┌──

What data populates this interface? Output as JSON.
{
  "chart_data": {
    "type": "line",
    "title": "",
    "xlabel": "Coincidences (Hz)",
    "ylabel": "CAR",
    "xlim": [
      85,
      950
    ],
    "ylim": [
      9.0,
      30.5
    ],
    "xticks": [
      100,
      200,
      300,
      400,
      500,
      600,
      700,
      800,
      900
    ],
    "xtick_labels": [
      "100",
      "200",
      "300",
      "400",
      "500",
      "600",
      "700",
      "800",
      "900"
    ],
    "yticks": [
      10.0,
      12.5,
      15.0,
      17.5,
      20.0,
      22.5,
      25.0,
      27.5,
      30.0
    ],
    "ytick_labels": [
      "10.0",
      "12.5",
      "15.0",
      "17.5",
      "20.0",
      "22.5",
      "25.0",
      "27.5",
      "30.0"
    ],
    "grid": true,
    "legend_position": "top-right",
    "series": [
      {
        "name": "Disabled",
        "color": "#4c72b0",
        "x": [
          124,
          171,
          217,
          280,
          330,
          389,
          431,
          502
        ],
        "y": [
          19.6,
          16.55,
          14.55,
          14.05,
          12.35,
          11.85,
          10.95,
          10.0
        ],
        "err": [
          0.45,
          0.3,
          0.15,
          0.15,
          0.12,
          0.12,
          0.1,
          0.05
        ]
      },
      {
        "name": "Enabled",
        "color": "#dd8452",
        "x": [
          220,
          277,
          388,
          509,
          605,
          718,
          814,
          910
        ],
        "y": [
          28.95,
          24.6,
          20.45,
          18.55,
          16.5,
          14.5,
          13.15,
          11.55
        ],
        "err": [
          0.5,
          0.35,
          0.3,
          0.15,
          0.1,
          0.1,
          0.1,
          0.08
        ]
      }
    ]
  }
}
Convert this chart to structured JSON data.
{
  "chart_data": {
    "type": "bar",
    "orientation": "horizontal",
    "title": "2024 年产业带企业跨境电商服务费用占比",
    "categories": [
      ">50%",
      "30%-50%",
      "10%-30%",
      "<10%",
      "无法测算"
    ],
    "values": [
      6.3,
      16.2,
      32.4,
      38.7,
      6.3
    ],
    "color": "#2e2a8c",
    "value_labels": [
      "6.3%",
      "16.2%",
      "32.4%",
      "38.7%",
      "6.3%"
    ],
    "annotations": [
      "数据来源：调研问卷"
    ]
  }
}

└──

• **Work to complete**:
Go through the data and return every record exactly.

• **Correct output**:
What data populates this interface? Output as JSON.
{
  "chart_data": {
    "type": "line",
    "title": "",
    "xlabel": "Coincidences (Hz)",
    "ylabel": "CAR",
    "xlim": [
      85,
      950
    ],
    "ylim": [
      9.0,
      30.5
    ],
    "xticks": [
      100,
      200,
      300,
      400,
      500,
      600,
      700,
      800,
      900
    ],
    "xtick_labels": [
      "100",
      "200",
      "300",
      "400",
      "500",
      "600",
      "700",
      "800",
      "900"
    ],
    "yticks": [
      10.0,
      12.5,
      15.0,
      17.5,
      20.0,
      22.5,
      25.0,
      27.5,
      30.0
    ],
    "ytick_labels": [
      "10.0",
      "12.5",
      "15.0",
      "17.5",
      "20.0",
      "22.5",
      "25.0",
      "27.5",
      "30.0"
    ],
    "grid": true,
    "legend_position": "top-right",
    "series": [
      {
        "name": "Disabled",
        "color": "#4c72b0",
        "x": [
          124,
          171,
          217,
          280,
          330,
          389,
          431,
          502
        ],
        "y": [
          19.6,
          16.55,
          14.55,
          14.05,
          12.35,
          11.85,
          10.95,
          10.0
        ],
        "err": [
          0.45,
          0.3,
          0.15,
          0.15,
          0.12,
          0.12,
          0.1,
          0.05
        ]
      },
      {
        "name": "Enabled",
        "color": "#dd8452",
        "x": [
          220,
          277,
          388,
          509,
          605,
          718,
          814,
          910
        ],
        "y": [
          28.95,
          24.6,
          20.45,
          18.55,
          16.5,
          14.5,
          13.15,
          11.55
        ],
        "err": [
          0.5,
          0.35,
          0.3,
          0.15,
          0.1,
          0.1,
          0.1,
          0.08
        ]
      }
    ]
  }
}
Convert this chart to structured JSON data.
{
  "chart_data": {
    "type": "bar",
    "orientation": "horizontal",
    "title": "2024 年产业带企业跨境电商服务费用占比",
    "categories": [
      ">50%",
      "30%-50%",
      "10%-30%",
      "<10%",
      "无法测算"
    ],
    "values": [
      6.3,
      16.2,
      32.4,
      38.7,
      6.3
    ],
    "color": "#2e2a8c",
    "value_labels": [
      "6.3%",
      "16.2%",
      "32.4%",
      "38.7%",
      "6.3%"
    ],
    "annotations": [
      "数据来源：调研问卷"
    ]
  }
}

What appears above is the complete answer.